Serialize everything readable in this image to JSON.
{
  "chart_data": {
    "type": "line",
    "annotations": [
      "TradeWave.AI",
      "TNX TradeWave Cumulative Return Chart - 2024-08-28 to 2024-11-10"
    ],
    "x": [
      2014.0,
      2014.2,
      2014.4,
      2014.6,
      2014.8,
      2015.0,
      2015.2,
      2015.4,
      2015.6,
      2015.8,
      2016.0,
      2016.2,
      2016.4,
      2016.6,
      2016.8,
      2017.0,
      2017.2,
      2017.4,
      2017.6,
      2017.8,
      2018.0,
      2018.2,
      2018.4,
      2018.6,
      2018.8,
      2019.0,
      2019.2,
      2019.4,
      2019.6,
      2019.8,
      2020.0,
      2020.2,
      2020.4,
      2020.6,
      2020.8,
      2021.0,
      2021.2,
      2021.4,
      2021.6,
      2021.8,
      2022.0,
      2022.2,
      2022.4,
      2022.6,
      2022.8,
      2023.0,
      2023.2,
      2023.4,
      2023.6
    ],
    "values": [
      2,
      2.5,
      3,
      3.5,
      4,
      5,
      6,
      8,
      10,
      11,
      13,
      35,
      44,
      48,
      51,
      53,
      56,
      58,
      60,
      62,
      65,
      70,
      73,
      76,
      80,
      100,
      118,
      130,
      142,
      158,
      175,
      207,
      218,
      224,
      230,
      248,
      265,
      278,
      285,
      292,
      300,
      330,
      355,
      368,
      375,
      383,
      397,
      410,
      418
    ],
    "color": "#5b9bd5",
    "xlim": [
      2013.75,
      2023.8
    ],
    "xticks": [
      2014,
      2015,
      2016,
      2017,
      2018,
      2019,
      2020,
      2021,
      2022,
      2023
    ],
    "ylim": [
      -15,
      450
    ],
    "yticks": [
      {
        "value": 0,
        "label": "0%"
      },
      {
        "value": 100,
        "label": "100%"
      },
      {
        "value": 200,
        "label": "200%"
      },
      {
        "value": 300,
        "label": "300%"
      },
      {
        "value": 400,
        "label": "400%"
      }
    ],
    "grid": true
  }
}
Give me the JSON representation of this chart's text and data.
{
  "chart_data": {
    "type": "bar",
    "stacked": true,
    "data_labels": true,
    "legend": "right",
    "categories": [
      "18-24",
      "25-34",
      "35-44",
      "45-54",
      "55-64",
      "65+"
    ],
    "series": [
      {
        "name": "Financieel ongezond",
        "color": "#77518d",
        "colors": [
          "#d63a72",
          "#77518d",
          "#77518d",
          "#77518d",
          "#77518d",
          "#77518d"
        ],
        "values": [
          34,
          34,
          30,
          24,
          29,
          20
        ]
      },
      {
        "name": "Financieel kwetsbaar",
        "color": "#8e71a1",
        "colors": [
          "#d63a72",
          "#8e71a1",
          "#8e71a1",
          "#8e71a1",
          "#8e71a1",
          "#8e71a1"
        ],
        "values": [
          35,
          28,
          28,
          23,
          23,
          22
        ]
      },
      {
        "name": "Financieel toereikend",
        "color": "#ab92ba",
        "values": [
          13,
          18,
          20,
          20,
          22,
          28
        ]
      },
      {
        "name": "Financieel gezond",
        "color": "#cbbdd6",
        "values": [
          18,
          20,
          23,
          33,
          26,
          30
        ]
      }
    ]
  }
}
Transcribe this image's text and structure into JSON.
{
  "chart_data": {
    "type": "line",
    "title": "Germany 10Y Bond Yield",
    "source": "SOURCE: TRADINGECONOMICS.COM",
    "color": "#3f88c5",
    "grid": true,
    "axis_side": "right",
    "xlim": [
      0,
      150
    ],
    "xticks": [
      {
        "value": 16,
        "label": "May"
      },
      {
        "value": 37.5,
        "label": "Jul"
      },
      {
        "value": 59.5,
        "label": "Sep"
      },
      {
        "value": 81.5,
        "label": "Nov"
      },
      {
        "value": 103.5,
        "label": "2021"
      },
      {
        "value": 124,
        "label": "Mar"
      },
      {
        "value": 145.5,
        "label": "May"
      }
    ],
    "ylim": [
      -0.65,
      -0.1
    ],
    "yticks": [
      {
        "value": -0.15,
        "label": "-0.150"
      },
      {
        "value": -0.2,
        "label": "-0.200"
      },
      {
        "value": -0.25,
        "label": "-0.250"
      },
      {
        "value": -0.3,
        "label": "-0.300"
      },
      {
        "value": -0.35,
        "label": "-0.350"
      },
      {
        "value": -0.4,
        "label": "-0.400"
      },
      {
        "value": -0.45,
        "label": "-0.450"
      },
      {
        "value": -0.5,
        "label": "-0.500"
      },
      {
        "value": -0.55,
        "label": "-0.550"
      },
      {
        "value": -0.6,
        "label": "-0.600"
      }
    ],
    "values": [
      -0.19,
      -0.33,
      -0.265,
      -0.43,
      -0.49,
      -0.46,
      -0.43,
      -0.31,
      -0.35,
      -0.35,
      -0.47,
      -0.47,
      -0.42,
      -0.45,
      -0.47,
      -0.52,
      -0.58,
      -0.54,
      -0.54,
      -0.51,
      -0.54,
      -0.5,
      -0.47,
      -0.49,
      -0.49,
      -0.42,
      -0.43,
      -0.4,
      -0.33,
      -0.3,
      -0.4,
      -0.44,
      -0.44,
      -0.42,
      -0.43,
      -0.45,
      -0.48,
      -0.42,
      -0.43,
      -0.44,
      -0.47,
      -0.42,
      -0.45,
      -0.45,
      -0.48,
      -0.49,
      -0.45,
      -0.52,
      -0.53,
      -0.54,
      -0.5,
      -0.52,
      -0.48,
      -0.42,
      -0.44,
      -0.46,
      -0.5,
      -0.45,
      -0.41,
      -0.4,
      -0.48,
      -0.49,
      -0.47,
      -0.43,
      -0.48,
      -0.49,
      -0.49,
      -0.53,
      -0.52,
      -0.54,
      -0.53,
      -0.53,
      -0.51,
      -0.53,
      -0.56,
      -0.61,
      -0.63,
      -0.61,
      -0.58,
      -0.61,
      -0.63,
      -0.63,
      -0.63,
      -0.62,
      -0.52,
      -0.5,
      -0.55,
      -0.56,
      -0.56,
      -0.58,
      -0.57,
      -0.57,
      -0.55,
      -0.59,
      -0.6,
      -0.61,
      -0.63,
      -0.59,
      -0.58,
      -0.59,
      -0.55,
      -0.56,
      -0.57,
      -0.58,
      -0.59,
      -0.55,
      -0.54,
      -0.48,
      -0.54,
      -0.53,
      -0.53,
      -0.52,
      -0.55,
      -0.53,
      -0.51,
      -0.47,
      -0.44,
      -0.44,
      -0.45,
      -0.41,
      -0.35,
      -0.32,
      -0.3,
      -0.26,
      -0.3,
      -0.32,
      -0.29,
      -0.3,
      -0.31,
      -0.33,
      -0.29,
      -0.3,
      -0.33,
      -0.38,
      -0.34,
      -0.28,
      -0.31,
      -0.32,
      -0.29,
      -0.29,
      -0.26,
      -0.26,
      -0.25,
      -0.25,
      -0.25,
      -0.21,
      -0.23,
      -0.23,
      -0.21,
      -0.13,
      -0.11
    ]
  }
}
┄┄┄┄┄┄┄┄┄┄┄┄┄┄┄┄┄┄┄┄
Leave out every line without the string "image" and copy the rest.

Serialize everything readable in this image to JSON.
Transcribe this image's text and structure into JSON.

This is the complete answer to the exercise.